═══ Dataset
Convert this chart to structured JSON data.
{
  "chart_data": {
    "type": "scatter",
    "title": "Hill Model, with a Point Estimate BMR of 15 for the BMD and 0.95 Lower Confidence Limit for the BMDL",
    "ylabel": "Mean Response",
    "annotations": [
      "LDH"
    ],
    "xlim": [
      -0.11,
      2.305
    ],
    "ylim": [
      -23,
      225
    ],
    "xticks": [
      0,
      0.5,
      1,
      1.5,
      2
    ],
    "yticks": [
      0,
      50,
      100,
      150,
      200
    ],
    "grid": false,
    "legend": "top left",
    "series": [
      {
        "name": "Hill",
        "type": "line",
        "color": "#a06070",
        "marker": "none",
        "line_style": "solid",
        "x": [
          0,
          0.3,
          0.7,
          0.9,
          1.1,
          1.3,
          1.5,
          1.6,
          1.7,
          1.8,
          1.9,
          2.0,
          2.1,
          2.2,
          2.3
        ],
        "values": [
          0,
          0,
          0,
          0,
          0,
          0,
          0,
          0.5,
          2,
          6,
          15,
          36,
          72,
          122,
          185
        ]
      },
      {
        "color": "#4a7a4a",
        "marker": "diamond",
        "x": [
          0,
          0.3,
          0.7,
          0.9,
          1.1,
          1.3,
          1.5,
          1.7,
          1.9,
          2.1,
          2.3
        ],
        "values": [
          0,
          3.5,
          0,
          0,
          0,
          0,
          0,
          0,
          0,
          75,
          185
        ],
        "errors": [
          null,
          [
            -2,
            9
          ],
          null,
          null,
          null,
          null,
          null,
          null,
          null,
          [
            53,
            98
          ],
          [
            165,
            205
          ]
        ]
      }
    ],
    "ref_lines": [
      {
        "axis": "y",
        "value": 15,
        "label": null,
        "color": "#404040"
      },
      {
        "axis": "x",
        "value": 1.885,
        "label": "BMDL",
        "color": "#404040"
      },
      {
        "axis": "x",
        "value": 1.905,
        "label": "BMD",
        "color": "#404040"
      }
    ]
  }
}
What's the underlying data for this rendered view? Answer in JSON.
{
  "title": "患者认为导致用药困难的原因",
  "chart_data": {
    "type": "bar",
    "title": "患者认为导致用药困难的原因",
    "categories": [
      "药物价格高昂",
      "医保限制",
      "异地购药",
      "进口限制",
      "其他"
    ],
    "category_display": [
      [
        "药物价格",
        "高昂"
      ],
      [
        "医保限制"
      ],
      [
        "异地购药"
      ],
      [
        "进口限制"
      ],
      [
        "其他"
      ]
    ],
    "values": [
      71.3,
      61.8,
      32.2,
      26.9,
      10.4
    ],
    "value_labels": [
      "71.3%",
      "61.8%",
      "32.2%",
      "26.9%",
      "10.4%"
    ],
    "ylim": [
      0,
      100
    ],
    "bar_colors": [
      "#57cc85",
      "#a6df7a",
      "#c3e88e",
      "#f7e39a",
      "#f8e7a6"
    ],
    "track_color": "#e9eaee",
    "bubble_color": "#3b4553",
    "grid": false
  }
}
══════
> Exercise description: Look for lines containing the string "患者认为导致用药困难的原因" and copy them all.

> Answer in full:
  "title": "患者认为导致用药困难的原因",
    "title": "患者认为导致用药困难的原因",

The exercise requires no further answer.